Your objective:
Return the lines below that carry the word "houses".

Exercise materials:
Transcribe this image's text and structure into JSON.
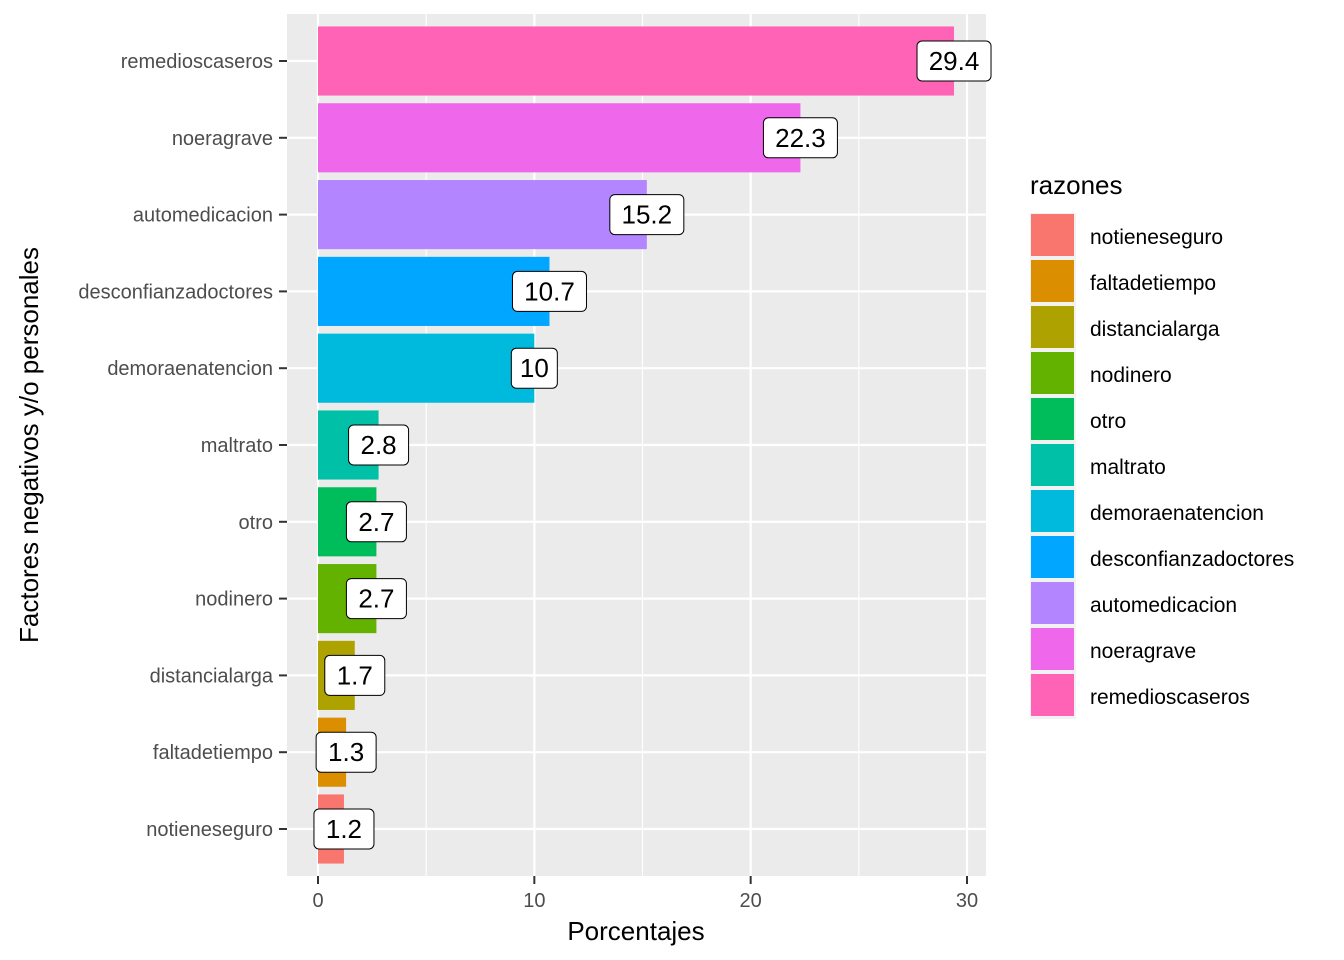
{
  "chart_data": {
    "type": "bar",
    "orientation": "horizontal",
    "title": "",
    "xlabel": "Porcentajes",
    "ylabel": "Factores negativos y/o personales",
    "xlim": [
      -1.45,
      30.9
    ],
    "xticks": [
      0,
      10,
      20,
      30
    ],
    "xtick_labels": [
      "0",
      "10",
      "20",
      "30"
    ],
    "grid": true,
    "categories": [
      "notieneseguro",
      "faltadetiempo",
      "distancialarga",
      "nodinero",
      "otro",
      "maltrato",
      "demoraenatencion",
      "desconfianzadoctores",
      "automedicacion",
      "noeragrave",
      "remedioscaseros"
    ],
    "values": [
      1.2,
      1.3,
      1.7,
      2.7,
      2.7,
      2.8,
      10,
      10.7,
      15.2,
      22.3,
      29.4
    ],
    "data_labels": [
      "1.2",
      "1.3",
      "1.7",
      "2.7",
      "2.7",
      "2.8",
      "10",
      "10.7",
      "15.2",
      "22.3",
      "29.4"
    ],
    "colors": [
      "#F8766D",
      "#DB8E00",
      "#AEA200",
      "#64B200",
      "#00BD5C",
      "#00C1A7",
      "#00BADE",
      "#00A6FF",
      "#B385FF",
      "#EF67EB",
      "#FF63B6"
    ],
    "legend": {
      "title": "razones",
      "position": "right",
      "entries": [
        "notieneseguro",
        "faltadetiempo",
        "distancialarga",
        "nodinero",
        "otro",
        "maltrato",
        "demoraenatencion",
        "desconfianzadoctores",
        "automedicacion",
        "noeragrave",
        "remedioscaseros"
      ]
    }
  },
  "style": {
    "panel_background": "#EBEBEB",
    "grid_color": "#FFFFFF",
    "tick_color": "#333333",
    "label_box_border": "#000000",
    "label_box_fill": "#FFFFFF"
  }
}
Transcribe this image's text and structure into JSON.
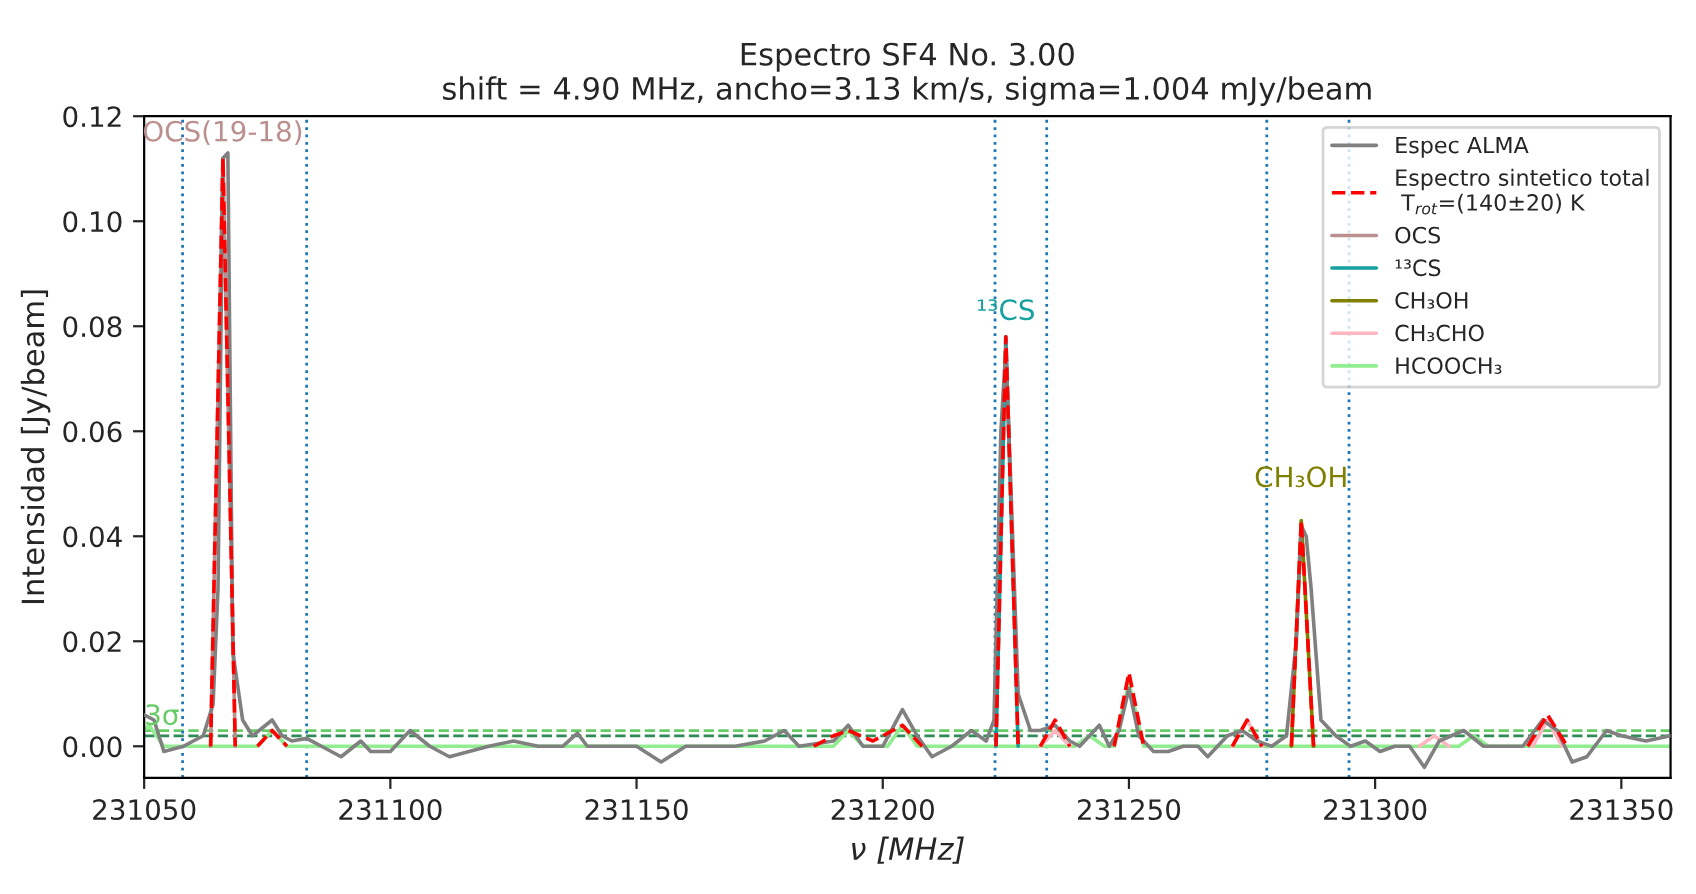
{
  "chart_data": {
    "type": "line",
    "title": "Espectro SF4 No. 3.00",
    "subtitle": "shift = 4.90 MHz, ancho=3.13 km/s, sigma=1.004 mJy/beam",
    "xlabel": "ν [MHz]",
    "ylabel": "Intensidad [Jy/beam]",
    "xlim": [
      231050,
      231360
    ],
    "xticks": [
      231050,
      231100,
      231150,
      231200,
      231250,
      231300,
      231350
    ],
    "ylim": [
      -0.006,
      0.12
    ],
    "yticks": [
      {
        "value": 0,
        "label": "0.00"
      },
      {
        "value": 0.02,
        "label": "0.02"
      },
      {
        "value": 0.04,
        "label": "0.04"
      },
      {
        "value": 0.06,
        "label": "0.06"
      },
      {
        "value": 0.08,
        "label": "0.08"
      },
      {
        "value": 0.1,
        "label": "0.10"
      },
      {
        "value": 0.12,
        "label": "0.12"
      }
    ],
    "grid": false,
    "legend": "top right",
    "marker": "none",
    "series": [
      {
        "name": "Espec ALMA",
        "color": "#808080",
        "line_style": "solid",
        "x": [
          231050,
          231052,
          231054,
          231058,
          231060,
          231062,
          231064,
          231065,
          231066,
          231067,
          231068,
          231070,
          231072,
          231076,
          231078,
          231080,
          231083,
          231086,
          231090,
          231094,
          231096,
          231100,
          231104,
          231108,
          231112,
          231116,
          231120,
          231125,
          231130,
          231135,
          231138,
          231140,
          231145,
          231150,
          231155,
          231160,
          231165,
          231170,
          231176,
          231180,
          231183,
          231190,
          231193,
          231196,
          231200,
          231204,
          231207,
          231210,
          231214,
          231218,
          231221,
          231222.6,
          231224,
          231225,
          231226,
          231227.5,
          231230,
          231232,
          231235,
          231238,
          231240,
          231244,
          231246,
          231248,
          231250,
          231252,
          231255,
          231258,
          231261,
          231264,
          231266,
          231270,
          231273,
          231276,
          231279,
          231282,
          231284,
          231285,
          231286,
          231287,
          231289,
          231292,
          231295,
          231298,
          231301,
          231304,
          231307,
          231310,
          231313,
          231318,
          231322,
          231326,
          231330,
          231334,
          231337,
          231340,
          231343,
          231347,
          231350,
          231355,
          231360
        ],
        "values": [
          0.006,
          0.005,
          -0.001,
          0.0,
          0.001,
          0.002,
          0.008,
          0.03,
          0.112,
          0.113,
          0.018,
          0.005,
          0.002,
          0.005,
          0.002,
          0.001,
          0.0015,
          0.0,
          -0.002,
          0.001,
          -0.001,
          -0.001,
          0.003,
          0.0,
          -0.002,
          -0.001,
          0.0,
          0.001,
          0.0,
          0.0,
          0.0025,
          0.0,
          0.0,
          0.0,
          -0.003,
          0.0,
          0.0,
          0.0,
          0.001,
          0.003,
          0.0,
          0.001,
          0.004,
          0.0,
          0.0,
          0.007,
          0.002,
          -0.002,
          0.0,
          0.003,
          0.001,
          0.005,
          0.06,
          0.076,
          0.05,
          0.01,
          0.003,
          0.003,
          0.004,
          0.001,
          0.0,
          0.004,
          0.0,
          0.003,
          0.011,
          0.002,
          -0.001,
          -0.001,
          0.0,
          0.0,
          -0.002,
          0.002,
          0.003,
          0.001,
          0.0,
          0.002,
          0.02,
          0.042,
          0.04,
          0.03,
          0.005,
          0.002,
          0.0,
          0.001,
          -0.001,
          0.0,
          0.0,
          -0.004,
          0.001,
          0.003,
          0.0,
          0.0,
          0.0,
          0.005,
          0.003,
          -0.003,
          -0.002,
          0.003,
          0.002,
          0.001,
          0.002
        ]
      },
      {
        "name": "Espectro sintetico total\n T$_{rot}$=(140±20) K",
        "color": "#ff0000",
        "line_style": "dashed",
        "x": [
          231063.5,
          231066,
          231068.5,
          231070,
          231073,
          231076,
          231079,
          231080,
          231186,
          231190,
          231193,
          231198,
          231204,
          231208,
          231210,
          231223,
          231225,
          231227.5,
          231229,
          231232,
          231235,
          231238,
          231240,
          231247,
          231250,
          231253,
          231255,
          231271,
          231274,
          231277,
          231279,
          231283,
          231285,
          231287.5,
          231290,
          231331,
          231335,
          231339
        ],
        "values": [
          0,
          0.112,
          0,
          null,
          0,
          0.003,
          0,
          null,
          0,
          0.002,
          0.003,
          0.001,
          0.004,
          0,
          null,
          0,
          0.078,
          0,
          null,
          0,
          0.005,
          0,
          null,
          0,
          0.014,
          0,
          null,
          0,
          0.005,
          0,
          null,
          0,
          0.043,
          0,
          null,
          0,
          0.006,
          0
        ]
      },
      {
        "name": "OCS",
        "color": "#bc8f8f",
        "line_style": "solid",
        "x": [
          231063.5,
          231066,
          231068.5
        ],
        "values": [
          0,
          0.112,
          0
        ]
      },
      {
        "name": "¹³CS",
        "color": "#17a0a0",
        "line_style": "solid",
        "x": [
          231223,
          231225,
          231227.5
        ],
        "values": [
          0,
          0.078,
          0
        ]
      },
      {
        "name": "CH₃OH",
        "color": "#808000",
        "line_style": "solid",
        "x": [
          231283,
          231285,
          231287.5
        ],
        "values": [
          0,
          0.043,
          0
        ]
      },
      {
        "name": "CH₃CHO",
        "color": "#ffb6c1",
        "line_style": "solid",
        "x": [
          231232,
          231235,
          231238,
          231240,
          231271,
          231274,
          231277,
          231280,
          231309,
          231312,
          231315,
          231320,
          231332,
          231335,
          231338
        ],
        "values": [
          0,
          0.003,
          0,
          null,
          0,
          0.005,
          0,
          null,
          0,
          0.002,
          0,
          null,
          0,
          0.005,
          0
        ]
      },
      {
        "name": "HCOOCH₃",
        "color": "#90ee90",
        "line_style": "solid",
        "x": [
          231050,
          231051,
          231054,
          231073,
          231076,
          231079,
          231190,
          231193,
          231196,
          231201,
          231204,
          231207,
          231239,
          231242,
          231245,
          231247,
          231250,
          231253,
          231317,
          231320,
          231323,
          231360
        ],
        "values": [
          0.003,
          0.004,
          0,
          0,
          0.003,
          0,
          0,
          0.003,
          0,
          0,
          0.004,
          0,
          0,
          0.002,
          0,
          0,
          0.012,
          0,
          0,
          0.002,
          0,
          0
        ]
      }
    ],
    "ref_lines": [
      {
        "axis": "x",
        "value": 231057.8,
        "color": "#1f77b4",
        "line_style": "dotted"
      },
      {
        "axis": "x",
        "value": 231083,
        "color": "#1f77b4",
        "line_style": "dotted"
      },
      {
        "axis": "x",
        "value": 231222.8,
        "color": "#1f77b4",
        "line_style": "dotted"
      },
      {
        "axis": "x",
        "value": 231233.3,
        "color": "#1f77b4",
        "line_style": "dotted"
      },
      {
        "axis": "x",
        "value": 231278,
        "color": "#1f77b4",
        "line_style": "dotted"
      },
      {
        "axis": "x",
        "value": 231294.7,
        "color": "#1f77b4",
        "line_style": "dotted"
      },
      {
        "axis": "y",
        "value": 0.003,
        "label": "3σ",
        "color": "#66cc66",
        "line_style": "dashed"
      },
      {
        "axis": "y",
        "value": 0.002,
        "color": "#2e8b57",
        "line_style": "dashed"
      }
    ],
    "annotations": [
      {
        "text": "OCS(19-18)",
        "x": 231066,
        "y": 0.112
      },
      {
        "text": "¹³CS",
        "x": 231225,
        "y": 0.078
      },
      {
        "text": "CH₃OH",
        "x": 231285,
        "y": 0.043
      }
    ]
  }
}
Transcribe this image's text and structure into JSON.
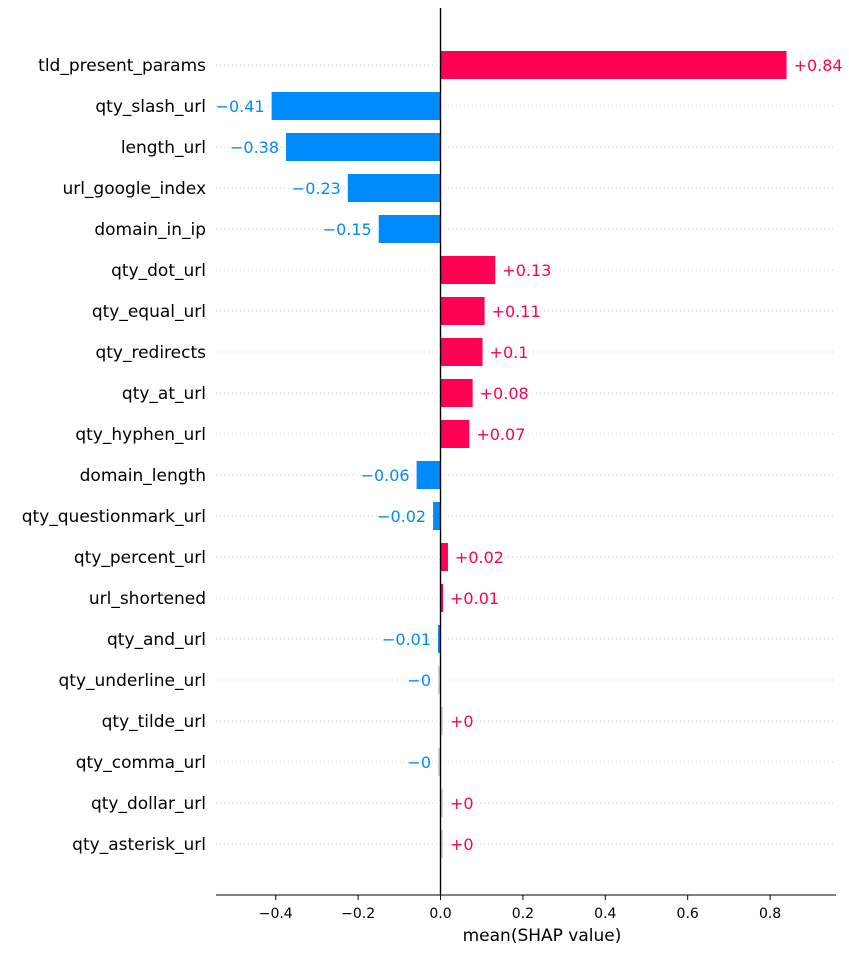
{
  "chart_data": {
    "type": "bar",
    "orientation": "horizontal",
    "xlabel": "mean(SHAP value)",
    "xlim": [
      -0.545,
      0.96
    ],
    "xticks": [
      -0.4,
      -0.2,
      0.0,
      0.2,
      0.4,
      0.6,
      0.8
    ],
    "xtick_labels": [
      "−0.4",
      "−0.2",
      "0.0",
      "0.2",
      "0.4",
      "0.6",
      "0.8"
    ],
    "categories": [
      "tld_present_params",
      "qty_slash_url",
      "length_url",
      "url_google_index",
      "domain_in_ip",
      "qty_dot_url",
      "qty_equal_url",
      "qty_redirects",
      "qty_at_url",
      "qty_hyphen_url",
      "domain_length",
      "qty_questionmark_url",
      "qty_percent_url",
      "url_shortened",
      "qty_and_url",
      "qty_underline_url",
      "qty_tilde_url",
      "qty_comma_url",
      "qty_dollar_url",
      "qty_asterisk_url"
    ],
    "values": [
      0.84,
      -0.41,
      -0.375,
      -0.225,
      -0.15,
      0.133,
      0.107,
      0.102,
      0.078,
      0.07,
      -0.058,
      -0.018,
      0.018,
      0.006,
      -0.006,
      -0.001,
      0.001,
      -0.001,
      0.001,
      0.001
    ],
    "value_labels": [
      "+0.84",
      "−0.41",
      "−0.38",
      "−0.23",
      "−0.15",
      "+0.13",
      "+0.11",
      "+0.1",
      "+0.08",
      "+0.07",
      "−0.06",
      "−0.02",
      "+0.02",
      "+0.01",
      "−0.01",
      "−0",
      "+0",
      "−0",
      "+0",
      "+0"
    ],
    "colors": {
      "positive": "#ff0052",
      "negative": "#008bfb",
      "negligible": "#d3d3d3"
    }
  }
}
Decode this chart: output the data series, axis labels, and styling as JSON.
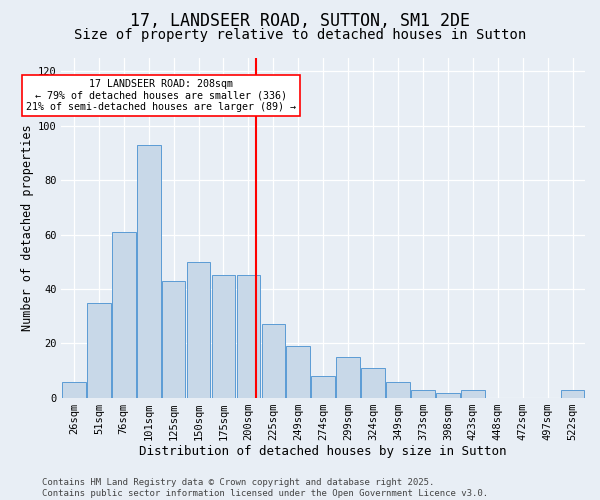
{
  "title": "17, LANDSEER ROAD, SUTTON, SM1 2DE",
  "subtitle": "Size of property relative to detached houses in Sutton",
  "xlabel": "Distribution of detached houses by size in Sutton",
  "ylabel": "Number of detached properties",
  "categories": [
    "26sqm",
    "51sqm",
    "76sqm",
    "101sqm",
    "125sqm",
    "150sqm",
    "175sqm",
    "200sqm",
    "225sqm",
    "249sqm",
    "274sqm",
    "299sqm",
    "324sqm",
    "349sqm",
    "373sqm",
    "398sqm",
    "423sqm",
    "448sqm",
    "472sqm",
    "497sqm",
    "522sqm"
  ],
  "counts": [
    6,
    35,
    61,
    93,
    43,
    50,
    45,
    45,
    27,
    19,
    8,
    15,
    11,
    6,
    3,
    2,
    3,
    0,
    0,
    0,
    3
  ],
  "bar_color": "#c8d8e8",
  "bar_edge_color": "#5b9bd5",
  "bg_color": "#e8eef5",
  "annotation_text": "17 LANDSEER ROAD: 208sqm\n← 79% of detached houses are smaller (336)\n21% of semi-detached houses are larger (89) →",
  "ref_bar_index": 7,
  "ref_line_color": "red",
  "ylim": [
    0,
    125
  ],
  "yticks": [
    0,
    20,
    40,
    60,
    80,
    100,
    120
  ],
  "footer": "Contains HM Land Registry data © Crown copyright and database right 2025.\nContains public sector information licensed under the Open Government Licence v3.0.",
  "title_fontsize": 12,
  "subtitle_fontsize": 10,
  "xlabel_fontsize": 9,
  "ylabel_fontsize": 8.5,
  "tick_fontsize": 7.5,
  "footer_fontsize": 6.5
}
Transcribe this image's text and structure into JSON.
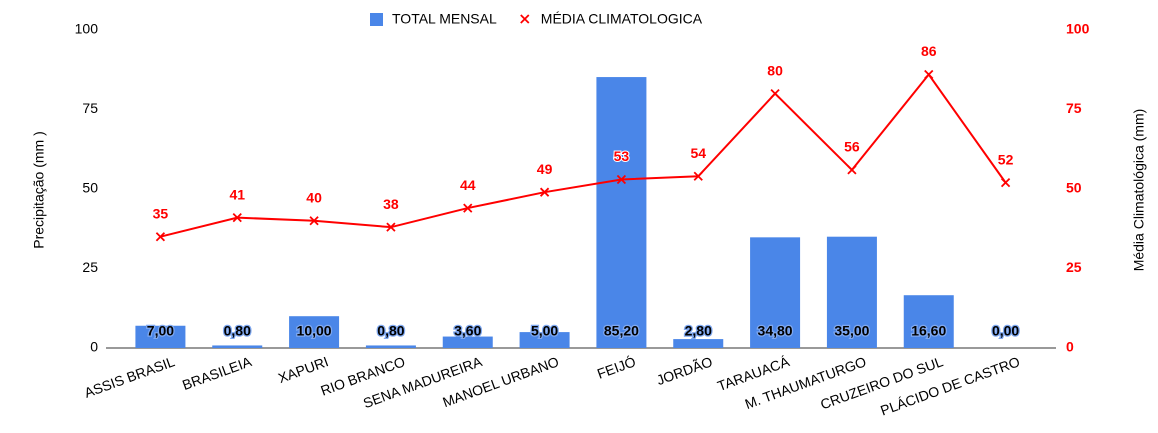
{
  "chart_data": {
    "type": "bar",
    "categories": [
      "ASSIS BRASIL",
      "BRASILEIA",
      "XAPURI",
      "RIO BRANCO",
      "SENA MADUREIRA",
      "MANOEL URBANO",
      "FEIJÓ",
      "JORDÃO",
      "TARAUACÁ",
      "M. THAUMATURGO",
      "CRUZEIRO DO SUL",
      "PLÁCIDO DE CASTRO"
    ],
    "series": [
      {
        "name": "TOTAL MENSAL",
        "type": "bar",
        "color": "#4a86e8",
        "values": [
          7.0,
          0.8,
          10.0,
          0.8,
          3.6,
          5.0,
          85.2,
          2.8,
          34.8,
          35.0,
          16.6,
          0.0
        ],
        "value_labels": [
          "7,00",
          "0,80",
          "10,00",
          "0,80",
          "3,60",
          "5,00",
          "85,20",
          "2,80",
          "34,80",
          "35,00",
          "16,60",
          "0,00"
        ]
      },
      {
        "name": "MÉDIA CLIMATOLOGICA",
        "type": "line",
        "axis": "y2",
        "color": "#ff0000",
        "values": [
          35,
          41,
          40,
          38,
          44,
          49,
          53,
          54,
          80,
          56,
          86,
          52
        ]
      }
    ],
    "ylabel": "Precipitação (mm )",
    "y2label": "Média Climatológica (mm)",
    "ylim": [
      0,
      100
    ],
    "yticks": [
      0,
      25,
      50,
      75,
      100
    ],
    "y2lim": [
      0,
      100
    ],
    "y2ticks": [
      0,
      25,
      50,
      75,
      100
    ],
    "legend": "top"
  }
}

The completed task:
  "subtitle": "Size of property relative to detached houses in Sutton",
  "xlabel": "Distribution of detached houses by size in Sutton",
  "annotation_text": "17 LANDSEER ROAD: 208sqm\n← 79% of detached houses are smaller (336)\n21% of semi-detached houses are larger (89) →",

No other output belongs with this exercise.